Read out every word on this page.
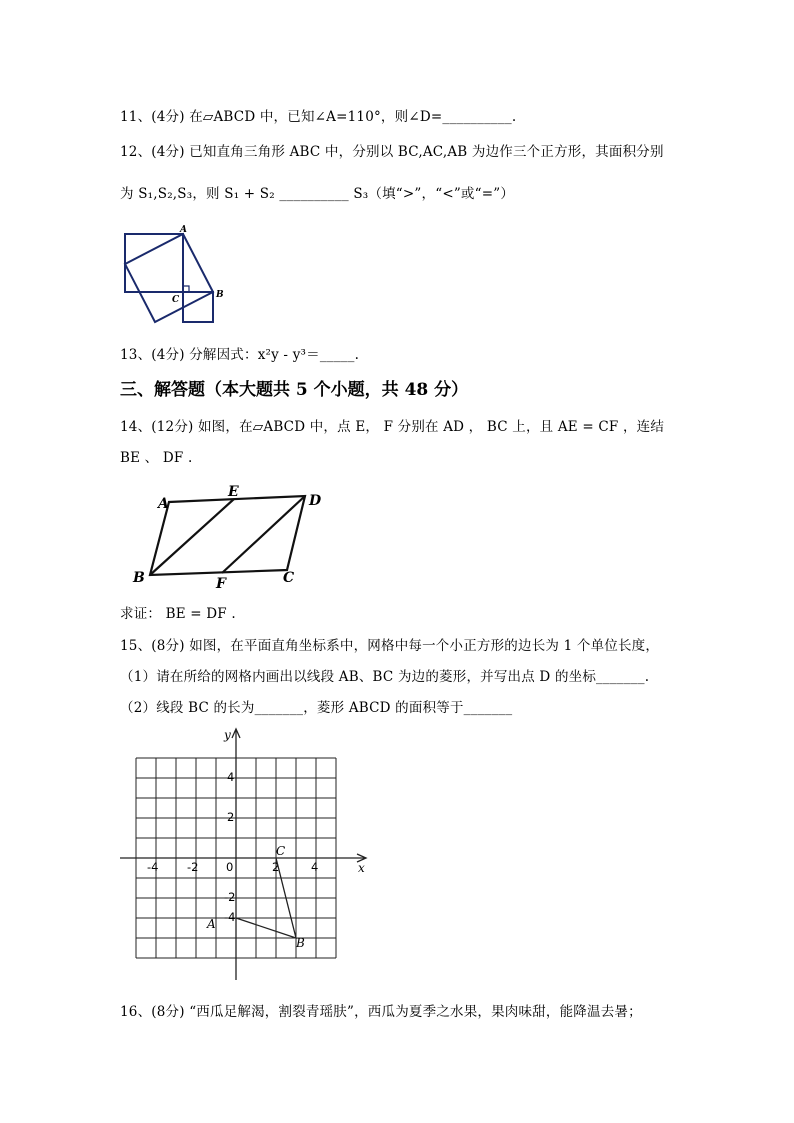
11、(4分) 在▱ABCD 中，已知∠A=110°，则∠D=__________.
12、(4分) 已知直角三角形 ABC 中，分别以 BC,AC,AB 为边作三个正方形，其面积分别
为 S₁,S₂,S₃，则 S₁ + S₂ __________ S₃（填“>”，“<”或“=”）
A
B
C
13、(4分) 分解因式：x²y - y³＝_____.
三、解答题（本大题共 5 个小题，共 48 分）
14、(12分) 如图，在▱ABCD 中，点 E， F 分别在 AD ， BC 上，且 AE = CF ，连结
BE 、 DF .
A
E
D
B	F	C
求证： BE = DF .
15、(8分) 如图，在平面直角坐标系中，网格中每一个小正方形的边长为 1 个单位长度，
（1）请在所给的网格内画出以线段 AB、BC 为边的菱形，并写出点 D 的坐标_______.
（2）线段 BC 的长为_______，菱形 ABCD 的面积等于_______
x
y
-4 -2 0	2	4
4
2
-2
-4
A
B
C
16、(8分) “西瓜足解渴，割裂青瑶肤”，西瓜为夏季之水果，果肉味甜，能降温去暑；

• Exercise:
What is the number of lines in the records above that include the word "ABCD"? Reply with that number and nothing more.

• Response to the exercise:
3